Without the pictures, reproduce the records that follow exactly.

* [EXTRACTED DATA]
★ ★ ★ ★ ★ ★ ★

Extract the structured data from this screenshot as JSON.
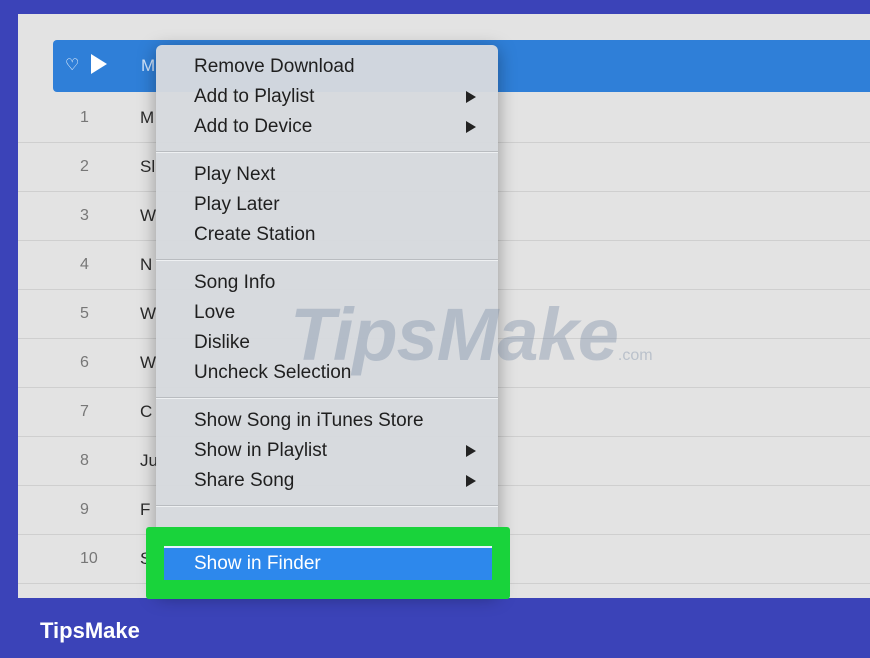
{
  "songs": [
    {
      "title": "M"
    },
    {
      "num": "1",
      "title": "M"
    },
    {
      "num": "2",
      "title": "Sl"
    },
    {
      "num": "3",
      "title": "W"
    },
    {
      "num": "4",
      "title": "N"
    },
    {
      "num": "5",
      "title": "W"
    },
    {
      "num": "6",
      "title": "W"
    },
    {
      "num": "7",
      "title": "C"
    },
    {
      "num": "8",
      "title": "Ju"
    },
    {
      "num": "9",
      "title": "F"
    },
    {
      "num": "10",
      "title": "S"
    }
  ],
  "menu": {
    "remove_download": "Remove Download",
    "add_to_playlist": "Add to Playlist",
    "add_to_device": "Add to Device",
    "play_next": "Play Next",
    "play_later": "Play Later",
    "create_station": "Create Station",
    "song_info": "Song Info",
    "love": "Love",
    "dislike": "Dislike",
    "uncheck_selection": "Uncheck Selection",
    "show_in_store": "Show Song in iTunes Store",
    "show_in_playlist": "Show in Playlist",
    "share_song": "Share Song",
    "show_in_finder": "Show in Finder"
  },
  "watermark": {
    "main": "TipsMake",
    "suffix": ".com"
  },
  "brand": "TipsMake",
  "icons": {
    "heart": "heart-icon",
    "play": "play-icon",
    "submenu": "submenu-arrow-icon"
  },
  "colors": {
    "selection": "#2f7fd8",
    "highlight": "#19d33b",
    "background": "#3b43b8"
  }
}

★ ★ ★ ★ ★ ★ ★

* [RESULT FOR THIS TASK]
Extract the structured data from this screenshot as JSON.
{
  "songs": [
    {
      "title": "M"
    },
    {
      "num": "1",
      "title": "M"
    },
    {
      "num": "2",
      "title": "Sl"
    },
    {
      "num": "3",
      "title": "W"
    },
    {
      "num": "4",
      "title": "N"
    },
    {
      "num": "5",
      "title": "W"
    },
    {
      "num": "6",
      "title": "W"
    },
    {
      "num": "7",
      "title": "C"
    },
    {
      "num": "8",
      "title": "Ju"
    },
    {
      "num": "9",
      "title": "F"
    },
    {
      "num": "10",
      "title": "S"
    }
  ],
  "menu": {
    "remove_download": "Remove Download",
    "add_to_playlist": "Add to Playlist",
    "add_to_device": "Add to Device",
    "play_next": "Play Next",
    "play_later": "Play Later",
    "create_station": "Create Station",
    "song_info": "Song Info",
    "love": "Love",
    "dislike": "Dislike",
    "uncheck_selection": "Uncheck Selection",
    "show_in_store": "Show Song in iTunes Store",
    "show_in_playlist": "Show in Playlist",
    "share_song": "Share Song",
    "show_in_finder": "Show in Finder"
  },
  "watermark": {
    "main": "TipsMake",
    "suffix": ".com"
  },
  "brand": "TipsMake",
  "icons": {
    "heart": "heart-icon",
    "play": "play-icon",
    "submenu": "submenu-arrow-icon"
  },
  "colors": {
    "selection": "#2f7fd8",
    "highlight": "#19d33b",
    "background": "#3b43b8"
  }
}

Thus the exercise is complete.